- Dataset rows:
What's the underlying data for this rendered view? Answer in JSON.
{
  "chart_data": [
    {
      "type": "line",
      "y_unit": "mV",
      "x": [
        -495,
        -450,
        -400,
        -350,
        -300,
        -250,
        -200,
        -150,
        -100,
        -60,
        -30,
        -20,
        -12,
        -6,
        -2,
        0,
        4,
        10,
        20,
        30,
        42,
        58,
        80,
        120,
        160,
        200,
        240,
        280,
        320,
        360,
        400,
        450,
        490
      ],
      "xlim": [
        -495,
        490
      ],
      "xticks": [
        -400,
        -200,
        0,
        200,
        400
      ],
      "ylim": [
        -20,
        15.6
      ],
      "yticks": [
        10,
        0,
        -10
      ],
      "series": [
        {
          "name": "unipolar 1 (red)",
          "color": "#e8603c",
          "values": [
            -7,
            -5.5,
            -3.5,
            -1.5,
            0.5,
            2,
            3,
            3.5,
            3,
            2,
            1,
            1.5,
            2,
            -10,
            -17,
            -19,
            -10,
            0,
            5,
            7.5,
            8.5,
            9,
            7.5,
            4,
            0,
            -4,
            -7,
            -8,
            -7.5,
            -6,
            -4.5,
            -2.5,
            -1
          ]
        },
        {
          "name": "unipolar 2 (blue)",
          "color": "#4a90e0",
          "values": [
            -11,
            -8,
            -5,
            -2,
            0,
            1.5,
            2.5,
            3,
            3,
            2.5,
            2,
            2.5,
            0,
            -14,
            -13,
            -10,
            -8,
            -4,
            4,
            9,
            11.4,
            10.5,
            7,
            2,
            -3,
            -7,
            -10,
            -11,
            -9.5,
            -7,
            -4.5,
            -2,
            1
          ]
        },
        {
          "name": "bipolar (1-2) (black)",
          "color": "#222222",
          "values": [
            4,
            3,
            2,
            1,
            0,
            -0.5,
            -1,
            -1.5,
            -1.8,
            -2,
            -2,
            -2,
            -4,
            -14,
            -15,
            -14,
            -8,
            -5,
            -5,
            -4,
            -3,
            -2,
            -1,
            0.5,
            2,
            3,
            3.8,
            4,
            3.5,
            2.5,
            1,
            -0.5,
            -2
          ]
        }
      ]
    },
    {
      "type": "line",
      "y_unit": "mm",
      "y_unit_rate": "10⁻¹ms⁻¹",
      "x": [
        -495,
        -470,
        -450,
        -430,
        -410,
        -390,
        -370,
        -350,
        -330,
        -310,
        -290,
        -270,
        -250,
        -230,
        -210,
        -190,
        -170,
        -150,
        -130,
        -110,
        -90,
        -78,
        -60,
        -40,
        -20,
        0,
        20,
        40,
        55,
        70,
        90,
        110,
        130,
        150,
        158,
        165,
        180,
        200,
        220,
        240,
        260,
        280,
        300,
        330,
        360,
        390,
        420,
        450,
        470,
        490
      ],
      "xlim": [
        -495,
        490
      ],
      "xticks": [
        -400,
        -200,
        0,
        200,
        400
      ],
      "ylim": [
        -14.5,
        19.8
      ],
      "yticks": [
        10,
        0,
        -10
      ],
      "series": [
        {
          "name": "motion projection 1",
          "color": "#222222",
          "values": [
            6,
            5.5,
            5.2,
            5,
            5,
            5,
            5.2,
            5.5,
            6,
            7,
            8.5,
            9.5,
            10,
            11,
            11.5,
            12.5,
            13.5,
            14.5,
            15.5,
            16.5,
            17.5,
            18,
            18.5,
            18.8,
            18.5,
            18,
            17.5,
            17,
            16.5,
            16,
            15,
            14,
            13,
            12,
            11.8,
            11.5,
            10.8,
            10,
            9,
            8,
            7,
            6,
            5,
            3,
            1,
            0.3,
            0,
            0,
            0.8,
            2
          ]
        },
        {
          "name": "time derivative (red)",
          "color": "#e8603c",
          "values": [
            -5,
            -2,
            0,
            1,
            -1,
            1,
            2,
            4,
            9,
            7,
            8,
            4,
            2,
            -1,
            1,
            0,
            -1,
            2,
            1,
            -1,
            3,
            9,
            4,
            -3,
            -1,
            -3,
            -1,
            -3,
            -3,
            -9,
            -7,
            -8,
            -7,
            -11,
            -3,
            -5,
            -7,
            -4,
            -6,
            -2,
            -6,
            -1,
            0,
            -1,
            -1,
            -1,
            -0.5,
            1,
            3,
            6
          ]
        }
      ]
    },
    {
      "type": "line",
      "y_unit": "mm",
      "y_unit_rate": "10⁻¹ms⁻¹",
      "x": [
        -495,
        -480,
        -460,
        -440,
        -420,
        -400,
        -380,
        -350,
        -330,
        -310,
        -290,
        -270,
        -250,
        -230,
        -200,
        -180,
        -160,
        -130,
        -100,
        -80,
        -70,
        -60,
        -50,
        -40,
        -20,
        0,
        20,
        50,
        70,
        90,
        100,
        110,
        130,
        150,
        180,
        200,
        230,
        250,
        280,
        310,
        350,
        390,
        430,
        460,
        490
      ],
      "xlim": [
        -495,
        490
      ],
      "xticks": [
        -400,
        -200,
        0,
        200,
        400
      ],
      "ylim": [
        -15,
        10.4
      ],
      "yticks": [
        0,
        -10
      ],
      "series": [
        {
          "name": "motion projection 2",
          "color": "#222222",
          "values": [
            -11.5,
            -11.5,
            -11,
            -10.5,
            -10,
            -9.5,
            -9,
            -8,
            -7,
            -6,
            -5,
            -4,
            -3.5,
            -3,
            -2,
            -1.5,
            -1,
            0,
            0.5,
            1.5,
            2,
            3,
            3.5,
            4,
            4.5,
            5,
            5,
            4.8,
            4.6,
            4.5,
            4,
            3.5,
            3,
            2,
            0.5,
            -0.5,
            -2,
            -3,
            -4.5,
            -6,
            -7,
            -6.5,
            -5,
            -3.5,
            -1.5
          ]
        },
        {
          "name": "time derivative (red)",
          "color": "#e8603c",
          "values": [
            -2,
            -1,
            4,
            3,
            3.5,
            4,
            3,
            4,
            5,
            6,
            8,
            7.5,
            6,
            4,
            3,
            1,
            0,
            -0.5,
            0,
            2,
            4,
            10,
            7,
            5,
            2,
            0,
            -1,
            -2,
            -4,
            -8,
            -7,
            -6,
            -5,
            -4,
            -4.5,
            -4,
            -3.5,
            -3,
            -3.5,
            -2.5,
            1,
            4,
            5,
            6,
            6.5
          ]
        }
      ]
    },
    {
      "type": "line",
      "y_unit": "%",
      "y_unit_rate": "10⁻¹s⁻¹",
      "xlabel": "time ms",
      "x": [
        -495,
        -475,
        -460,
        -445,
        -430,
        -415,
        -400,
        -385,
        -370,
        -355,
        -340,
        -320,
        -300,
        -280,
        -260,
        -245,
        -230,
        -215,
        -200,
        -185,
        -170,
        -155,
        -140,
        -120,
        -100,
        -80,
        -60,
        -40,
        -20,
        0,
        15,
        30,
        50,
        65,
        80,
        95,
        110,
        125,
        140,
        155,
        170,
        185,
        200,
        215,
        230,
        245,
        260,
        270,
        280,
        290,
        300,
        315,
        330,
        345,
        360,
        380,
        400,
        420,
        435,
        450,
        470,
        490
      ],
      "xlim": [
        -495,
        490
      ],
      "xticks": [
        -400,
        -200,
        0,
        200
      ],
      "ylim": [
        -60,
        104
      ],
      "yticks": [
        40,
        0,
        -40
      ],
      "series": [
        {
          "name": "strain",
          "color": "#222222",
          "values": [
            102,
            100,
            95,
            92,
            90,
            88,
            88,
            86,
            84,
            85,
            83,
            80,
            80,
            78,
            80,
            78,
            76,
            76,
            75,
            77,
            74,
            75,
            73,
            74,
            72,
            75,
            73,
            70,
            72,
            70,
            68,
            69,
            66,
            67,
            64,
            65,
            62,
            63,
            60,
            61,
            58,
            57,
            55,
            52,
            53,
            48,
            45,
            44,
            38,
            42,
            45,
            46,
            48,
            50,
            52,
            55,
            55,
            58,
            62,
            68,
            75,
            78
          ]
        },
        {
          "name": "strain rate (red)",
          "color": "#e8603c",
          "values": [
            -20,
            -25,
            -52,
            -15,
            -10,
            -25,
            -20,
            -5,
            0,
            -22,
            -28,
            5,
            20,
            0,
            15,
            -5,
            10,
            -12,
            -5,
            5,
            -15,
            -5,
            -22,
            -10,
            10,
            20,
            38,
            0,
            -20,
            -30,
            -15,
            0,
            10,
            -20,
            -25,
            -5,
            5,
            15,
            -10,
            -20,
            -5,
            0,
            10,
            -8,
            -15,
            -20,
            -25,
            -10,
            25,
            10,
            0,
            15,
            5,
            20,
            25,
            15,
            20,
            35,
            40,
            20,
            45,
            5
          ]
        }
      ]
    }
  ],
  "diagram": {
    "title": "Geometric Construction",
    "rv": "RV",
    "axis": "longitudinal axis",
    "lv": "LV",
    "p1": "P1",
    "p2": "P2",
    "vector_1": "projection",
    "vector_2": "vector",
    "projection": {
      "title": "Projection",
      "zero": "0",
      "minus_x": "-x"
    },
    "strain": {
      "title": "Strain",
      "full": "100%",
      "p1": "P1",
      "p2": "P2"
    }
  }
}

- Problem description: Search the entries for "title" and copy out each line that has it.

- Response:
    "title": "Geometric Construction",
      "title": "Projection",
      "title": "Strain",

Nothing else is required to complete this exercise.